● **GIVEN RECORDS**:

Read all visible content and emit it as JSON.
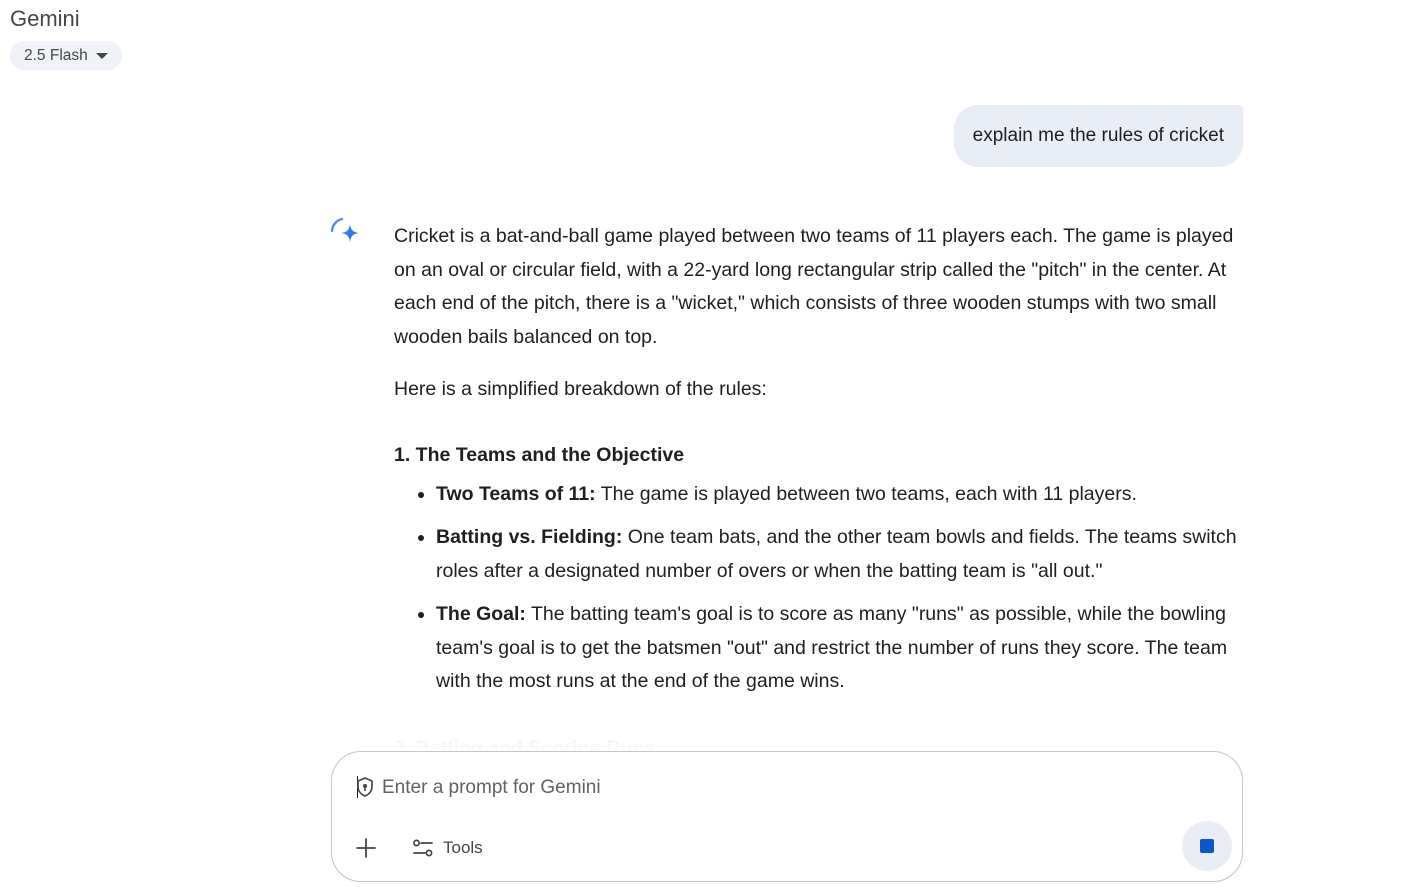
{
  "header": {
    "title": "Gemini",
    "model_label": "2.5 Flash"
  },
  "user_message": "explain me the rules of cricket",
  "response": {
    "intro": "Cricket is a bat-and-ball game played between two teams of 11 players each. The game is played on an oval or circular field, with a 22-yard long rectangular strip called the \"pitch\" in the center. At each end of the pitch, there is a \"wicket,\" which consists of three wooden stumps with two small wooden bails balanced on top.",
    "lead": "Here is a simplified breakdown of the rules:",
    "section1_heading": "1. The Teams and the Objective",
    "bullets": [
      {
        "label": "Two Teams of 11:",
        "text": " The game is played between two teams, each with 11 players."
      },
      {
        "label": "Batting vs. Fielding:",
        "text": " One team bats, and the other team bowls and fields. The teams switch roles after a designated number of overs or when the batting team is \"all out.\""
      },
      {
        "label": "The Goal:",
        "text": " The batting team's goal is to score as many \"runs\" as possible, while the bowling team's goal is to get the batsmen \"out\" and restrict the number of runs they score. The team with the most runs at the end of the game wins."
      }
    ],
    "section2_heading": "2. Batting and Scoring Runs"
  },
  "composer": {
    "placeholder": "Enter a prompt for Gemini",
    "value": "",
    "tools_label": "Tools"
  },
  "icons": {
    "model_dropdown": "caret-down-icon",
    "response_avatar": "gemini-spark-icon",
    "privacy": "shield-icon",
    "add": "plus-icon",
    "tools": "tools-sliders-icon",
    "stop": "stop-icon"
  },
  "colors": {
    "accent_blue": "#0b57d0",
    "bubble_bg": "#e9eef6",
    "chip_bg": "#eff2f6"
  }
}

● **GOAL OF THE EXERCISE**:
Find the string "rules" in the entries above and return each line that holds it.

● **SOLUTION TO THE PROBLEM**:
  "user_message": "explain me the rules of cricket",
    "lead": "Here is a simplified breakdown of the rules:",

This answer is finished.